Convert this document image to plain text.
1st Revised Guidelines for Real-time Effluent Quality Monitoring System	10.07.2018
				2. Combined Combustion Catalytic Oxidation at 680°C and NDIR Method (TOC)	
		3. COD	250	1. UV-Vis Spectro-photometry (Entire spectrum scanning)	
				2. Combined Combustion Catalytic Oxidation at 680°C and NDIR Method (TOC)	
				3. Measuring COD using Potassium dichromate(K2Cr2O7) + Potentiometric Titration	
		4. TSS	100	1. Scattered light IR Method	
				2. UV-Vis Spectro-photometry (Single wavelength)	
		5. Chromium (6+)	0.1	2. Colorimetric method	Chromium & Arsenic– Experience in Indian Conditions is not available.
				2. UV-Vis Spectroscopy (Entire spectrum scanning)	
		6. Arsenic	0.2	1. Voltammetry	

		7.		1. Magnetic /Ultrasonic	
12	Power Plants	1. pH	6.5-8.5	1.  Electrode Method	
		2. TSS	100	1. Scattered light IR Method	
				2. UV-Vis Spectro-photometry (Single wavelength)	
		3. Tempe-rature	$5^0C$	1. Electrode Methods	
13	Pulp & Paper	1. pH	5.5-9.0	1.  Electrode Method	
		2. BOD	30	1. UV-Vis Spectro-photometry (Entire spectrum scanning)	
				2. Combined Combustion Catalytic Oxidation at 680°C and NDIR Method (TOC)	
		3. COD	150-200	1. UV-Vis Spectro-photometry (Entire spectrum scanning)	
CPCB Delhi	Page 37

§ **Required task**
Output an exact copy of each record.

§ **Finished task**
Convert this document image to plain text.
1st Revised Guidelines for Real-time Effluent Quality Monitoring System	10.07.2018
				2. Combined Combustion Catalytic Oxidation at 680°C and NDIR Method (TOC)	
		3. COD	250	1. UV-Vis Spectro-photometry (Entire spectrum scanning)	
				2. Combined Combustion Catalytic Oxidation at 680°C and NDIR Method (TOC)	
				3. Measuring COD using Potassium dichromate(K2Cr2O7) + Potentiometric Titration	
		4. TSS	100	1. Scattered light IR Method	
				2. UV-Vis Spectro-photometry (Single wavelength)	
		5. Chromium (6+)	0.1	2. Colorimetric method	Chromium & Arsenic– Experience in Indian Conditions is not available.
				2. UV-Vis Spectroscopy (Entire spectrum scanning)	
		6. Arsenic	0.2	1. Voltammetry	

		7.		1. Magnetic /Ultrasonic	
12	Power Plants	1. pH	6.5-8.5	1.  Electrode Method	
		2. TSS	100	1. Scattered light IR Method	
				2. UV-Vis Spectro-photometry (Single wavelength)	
		3. Tempe-rature	$5^0C$	1. Electrode Methods	
13	Pulp & Paper	1. pH	5.5-9.0	1.  Electrode Method	
		2. BOD	30	1. UV-Vis Spectro-photometry (Entire spectrum scanning)	
				2. Combined Combustion Catalytic Oxidation at 680°C and NDIR Method (TOC)	
		3. COD	150-200	1. UV-Vis Spectro-photometry (Entire spectrum scanning)	
CPCB Delhi	Page 37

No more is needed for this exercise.